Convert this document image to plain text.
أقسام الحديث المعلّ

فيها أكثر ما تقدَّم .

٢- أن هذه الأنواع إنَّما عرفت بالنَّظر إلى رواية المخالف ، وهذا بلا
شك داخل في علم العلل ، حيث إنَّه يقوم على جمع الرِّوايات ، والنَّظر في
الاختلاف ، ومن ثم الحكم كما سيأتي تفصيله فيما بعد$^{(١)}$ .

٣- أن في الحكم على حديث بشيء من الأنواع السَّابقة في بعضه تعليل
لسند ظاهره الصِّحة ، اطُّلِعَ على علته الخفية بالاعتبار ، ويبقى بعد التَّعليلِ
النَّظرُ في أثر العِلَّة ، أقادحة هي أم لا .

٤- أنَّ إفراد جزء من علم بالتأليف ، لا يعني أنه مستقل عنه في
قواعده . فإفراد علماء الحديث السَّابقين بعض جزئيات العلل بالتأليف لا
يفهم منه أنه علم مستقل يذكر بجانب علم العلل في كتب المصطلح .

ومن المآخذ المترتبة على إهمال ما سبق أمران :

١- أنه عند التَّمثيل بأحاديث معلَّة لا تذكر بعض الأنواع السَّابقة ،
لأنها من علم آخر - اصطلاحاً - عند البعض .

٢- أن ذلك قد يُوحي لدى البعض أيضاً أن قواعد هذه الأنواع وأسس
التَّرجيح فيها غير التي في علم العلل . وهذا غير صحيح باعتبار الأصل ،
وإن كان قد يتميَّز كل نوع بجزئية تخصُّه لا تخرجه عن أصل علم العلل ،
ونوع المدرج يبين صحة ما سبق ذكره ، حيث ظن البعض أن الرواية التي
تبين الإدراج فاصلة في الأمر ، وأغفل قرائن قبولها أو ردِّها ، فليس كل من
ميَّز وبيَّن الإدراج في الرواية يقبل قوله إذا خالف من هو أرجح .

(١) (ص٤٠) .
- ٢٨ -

(WORK REQUIRED) Transcribe the material exactly as it reads.

(EXERCISE OUTPUT)
Convert this document image to plain text.
أقسام الحديث المعلّ

فيها أكثر ما تقدَّم .

٢- أن هذه الأنواع إنَّما عرفت بالنَّظر إلى رواية المخالف ، وهذا بلا
شك داخل في علم العلل ، حيث إنَّه يقوم على جمع الرِّوايات ، والنَّظر في
الاختلاف ، ومن ثم الحكم كما سيأتي تفصيله فيما بعد$^{(١)}$ .

٣- أن في الحكم على حديث بشيء من الأنواع السَّابقة في بعضه تعليل
لسند ظاهره الصِّحة ، اطُّلِعَ على علته الخفية بالاعتبار ، ويبقى بعد التَّعليلِ
النَّظرُ في أثر العِلَّة ، أقادحة هي أم لا .

٤- أنَّ إفراد جزء من علم بالتأليف ، لا يعني أنه مستقل عنه في
قواعده . فإفراد علماء الحديث السَّابقين بعض جزئيات العلل بالتأليف لا
يفهم منه أنه علم مستقل يذكر بجانب علم العلل في كتب المصطلح .

ومن المآخذ المترتبة على إهمال ما سبق أمران :

١- أنه عند التَّمثيل بأحاديث معلَّة لا تذكر بعض الأنواع السَّابقة ،
لأنها من علم آخر - اصطلاحاً - عند البعض .

٢- أن ذلك قد يُوحي لدى البعض أيضاً أن قواعد هذه الأنواع وأسس
التَّرجيح فيها غير التي في علم العلل . وهذا غير صحيح باعتبار الأصل ،
وإن كان قد يتميَّز كل نوع بجزئية تخصُّه لا تخرجه عن أصل علم العلل ،
ونوع المدرج يبين صحة ما سبق ذكره ، حيث ظن البعض أن الرواية التي
تبين الإدراج فاصلة في الأمر ، وأغفل قرائن قبولها أو ردِّها ، فليس كل من
ميَّز وبيَّن الإدراج في الرواية يقبل قوله إذا خالف من هو أرجح .

(١) (ص٤٠) .
- ٢٨ -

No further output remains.